• **What is required**: In the text on the five games, what komi value does Go's scoring use?

• **Text section**:
+ + +

Non-React deps 0 No Tailwind, no game library, no animation library. Inline styles, plain SVG.
Tracking 0 No accounts, no analytics, no localStorage. Each visit is fresh.

The five games

Each game has its own background, accent color, and AI ladder. They share a small set of UI primitives — the Back button, mode toggle, difficulty toggle — so the menu feels like one app rather than five.

3 × 3
Tic-Tac-Toe
Standard 3×3 with three modes (vs CPU, pass-and-play, CPU vs CPU) and four AI levels topping out at full minimax — Impossible never loses.
7 × 6
Connect Four
Animated piece drop with quadratic easing. Alpha-beta search with center-first move ordering, scaling from depth-2 (Easy) to depth-8 (Impossible).
Lucas, 1889
Dots & Boxes
Three board sizes (4×4 / 6×6 / 8×8). Iterative-deepening alpha-beta with a chain-aware heuristic — Hard and Impossible plan inside a 3–6 second time budget.
5/7/9
Go (囲棋)
Captures, suicide rule, ko via board-position hashing, two-pass end. Chinese-rules scoring with 6.5 komi. AI prefers captures and atari escapes, then heuristic-ranked safe moves.

+ + +

[Data records]
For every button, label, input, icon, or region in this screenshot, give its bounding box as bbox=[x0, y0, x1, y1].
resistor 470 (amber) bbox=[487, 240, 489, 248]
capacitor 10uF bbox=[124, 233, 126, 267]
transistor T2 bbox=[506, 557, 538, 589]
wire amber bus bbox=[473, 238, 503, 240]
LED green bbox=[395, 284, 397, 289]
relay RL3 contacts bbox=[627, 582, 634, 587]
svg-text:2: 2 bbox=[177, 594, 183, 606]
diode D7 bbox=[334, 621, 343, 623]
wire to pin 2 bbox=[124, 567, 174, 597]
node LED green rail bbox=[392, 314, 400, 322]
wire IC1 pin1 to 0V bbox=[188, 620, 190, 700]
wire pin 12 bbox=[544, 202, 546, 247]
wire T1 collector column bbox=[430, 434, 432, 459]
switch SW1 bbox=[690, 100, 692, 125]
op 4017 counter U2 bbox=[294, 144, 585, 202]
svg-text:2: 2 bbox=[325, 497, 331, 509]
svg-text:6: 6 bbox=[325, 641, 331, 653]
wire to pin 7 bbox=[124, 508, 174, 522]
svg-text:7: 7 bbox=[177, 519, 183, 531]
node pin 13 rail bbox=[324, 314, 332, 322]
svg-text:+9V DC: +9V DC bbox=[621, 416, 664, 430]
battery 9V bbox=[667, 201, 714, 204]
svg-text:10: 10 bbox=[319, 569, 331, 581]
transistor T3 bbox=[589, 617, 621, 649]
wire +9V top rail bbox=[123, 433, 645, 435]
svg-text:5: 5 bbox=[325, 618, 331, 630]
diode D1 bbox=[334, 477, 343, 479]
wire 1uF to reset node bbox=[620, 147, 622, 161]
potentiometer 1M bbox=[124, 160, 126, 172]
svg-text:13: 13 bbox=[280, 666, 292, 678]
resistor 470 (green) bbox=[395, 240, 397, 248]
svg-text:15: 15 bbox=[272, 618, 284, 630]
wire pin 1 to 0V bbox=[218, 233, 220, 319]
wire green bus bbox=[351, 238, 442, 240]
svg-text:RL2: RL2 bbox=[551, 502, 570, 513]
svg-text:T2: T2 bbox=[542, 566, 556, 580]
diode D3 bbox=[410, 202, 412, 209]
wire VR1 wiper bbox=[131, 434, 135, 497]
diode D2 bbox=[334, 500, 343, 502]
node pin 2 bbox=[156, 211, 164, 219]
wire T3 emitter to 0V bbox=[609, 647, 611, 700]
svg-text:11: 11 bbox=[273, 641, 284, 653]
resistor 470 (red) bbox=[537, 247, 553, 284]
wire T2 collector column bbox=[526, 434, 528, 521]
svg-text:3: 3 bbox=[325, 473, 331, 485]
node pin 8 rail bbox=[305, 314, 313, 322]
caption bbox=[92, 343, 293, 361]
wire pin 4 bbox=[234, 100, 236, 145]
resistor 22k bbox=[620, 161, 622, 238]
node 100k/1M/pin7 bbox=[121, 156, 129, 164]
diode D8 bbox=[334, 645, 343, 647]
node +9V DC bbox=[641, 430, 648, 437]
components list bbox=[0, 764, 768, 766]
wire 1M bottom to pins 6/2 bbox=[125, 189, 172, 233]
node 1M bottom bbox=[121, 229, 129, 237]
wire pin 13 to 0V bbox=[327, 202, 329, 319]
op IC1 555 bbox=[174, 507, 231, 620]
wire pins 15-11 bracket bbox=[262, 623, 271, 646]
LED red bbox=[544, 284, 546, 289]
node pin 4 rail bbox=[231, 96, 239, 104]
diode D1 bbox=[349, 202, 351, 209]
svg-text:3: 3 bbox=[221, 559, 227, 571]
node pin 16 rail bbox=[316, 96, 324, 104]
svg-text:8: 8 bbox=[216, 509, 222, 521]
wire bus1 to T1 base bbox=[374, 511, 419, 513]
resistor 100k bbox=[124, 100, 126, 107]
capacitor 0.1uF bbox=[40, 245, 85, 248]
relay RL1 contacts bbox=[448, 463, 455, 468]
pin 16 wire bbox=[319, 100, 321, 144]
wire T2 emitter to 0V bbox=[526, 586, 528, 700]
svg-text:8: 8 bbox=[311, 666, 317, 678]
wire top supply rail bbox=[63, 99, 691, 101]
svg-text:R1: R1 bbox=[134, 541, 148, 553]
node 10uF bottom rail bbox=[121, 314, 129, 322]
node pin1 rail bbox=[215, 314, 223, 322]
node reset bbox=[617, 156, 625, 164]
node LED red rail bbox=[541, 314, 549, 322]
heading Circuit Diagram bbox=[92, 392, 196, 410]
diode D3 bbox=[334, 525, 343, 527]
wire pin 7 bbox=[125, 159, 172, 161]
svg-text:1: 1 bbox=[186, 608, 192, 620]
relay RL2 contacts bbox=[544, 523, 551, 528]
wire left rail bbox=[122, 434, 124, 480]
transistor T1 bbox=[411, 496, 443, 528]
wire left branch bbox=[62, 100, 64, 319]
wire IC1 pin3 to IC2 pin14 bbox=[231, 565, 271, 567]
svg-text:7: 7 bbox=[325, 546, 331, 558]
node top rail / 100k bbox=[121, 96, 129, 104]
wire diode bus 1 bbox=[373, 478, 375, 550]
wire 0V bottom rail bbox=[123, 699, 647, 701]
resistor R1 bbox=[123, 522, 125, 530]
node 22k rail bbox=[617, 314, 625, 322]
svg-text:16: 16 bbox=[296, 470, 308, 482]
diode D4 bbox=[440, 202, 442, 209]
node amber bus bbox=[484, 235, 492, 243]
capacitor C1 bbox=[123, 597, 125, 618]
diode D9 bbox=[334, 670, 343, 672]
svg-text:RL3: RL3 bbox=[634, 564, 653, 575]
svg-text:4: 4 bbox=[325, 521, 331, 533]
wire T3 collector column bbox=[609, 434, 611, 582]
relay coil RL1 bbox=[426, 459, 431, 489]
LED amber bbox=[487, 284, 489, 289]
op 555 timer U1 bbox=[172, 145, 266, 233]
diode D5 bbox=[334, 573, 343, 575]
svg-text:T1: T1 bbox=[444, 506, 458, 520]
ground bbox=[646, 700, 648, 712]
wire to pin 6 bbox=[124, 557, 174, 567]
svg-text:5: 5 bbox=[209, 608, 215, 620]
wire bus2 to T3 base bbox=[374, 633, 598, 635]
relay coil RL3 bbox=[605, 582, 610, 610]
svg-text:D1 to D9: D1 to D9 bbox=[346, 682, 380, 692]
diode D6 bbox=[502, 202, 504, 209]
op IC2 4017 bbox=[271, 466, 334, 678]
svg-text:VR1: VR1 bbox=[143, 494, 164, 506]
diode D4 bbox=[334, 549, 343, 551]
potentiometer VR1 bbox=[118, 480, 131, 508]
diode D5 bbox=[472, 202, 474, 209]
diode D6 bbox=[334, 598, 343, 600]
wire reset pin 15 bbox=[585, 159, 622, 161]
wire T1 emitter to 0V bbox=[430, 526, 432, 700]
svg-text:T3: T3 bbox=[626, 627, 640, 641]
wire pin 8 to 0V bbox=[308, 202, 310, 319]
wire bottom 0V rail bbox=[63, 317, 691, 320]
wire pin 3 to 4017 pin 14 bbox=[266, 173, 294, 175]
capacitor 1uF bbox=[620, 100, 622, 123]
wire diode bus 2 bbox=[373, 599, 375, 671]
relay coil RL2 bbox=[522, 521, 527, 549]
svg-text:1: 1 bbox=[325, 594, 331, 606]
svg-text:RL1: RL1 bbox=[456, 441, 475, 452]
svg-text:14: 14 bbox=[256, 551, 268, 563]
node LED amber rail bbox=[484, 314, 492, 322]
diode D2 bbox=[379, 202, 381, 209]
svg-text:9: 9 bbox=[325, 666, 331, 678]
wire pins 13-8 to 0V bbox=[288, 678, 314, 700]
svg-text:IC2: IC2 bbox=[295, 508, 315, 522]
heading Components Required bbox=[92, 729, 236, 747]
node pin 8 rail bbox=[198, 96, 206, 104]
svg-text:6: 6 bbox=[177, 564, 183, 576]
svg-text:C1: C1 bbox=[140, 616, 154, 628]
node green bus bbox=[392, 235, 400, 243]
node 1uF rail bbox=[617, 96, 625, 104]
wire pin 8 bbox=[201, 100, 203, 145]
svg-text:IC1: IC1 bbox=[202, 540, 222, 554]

+ + +

• **Response**: 6.5 komi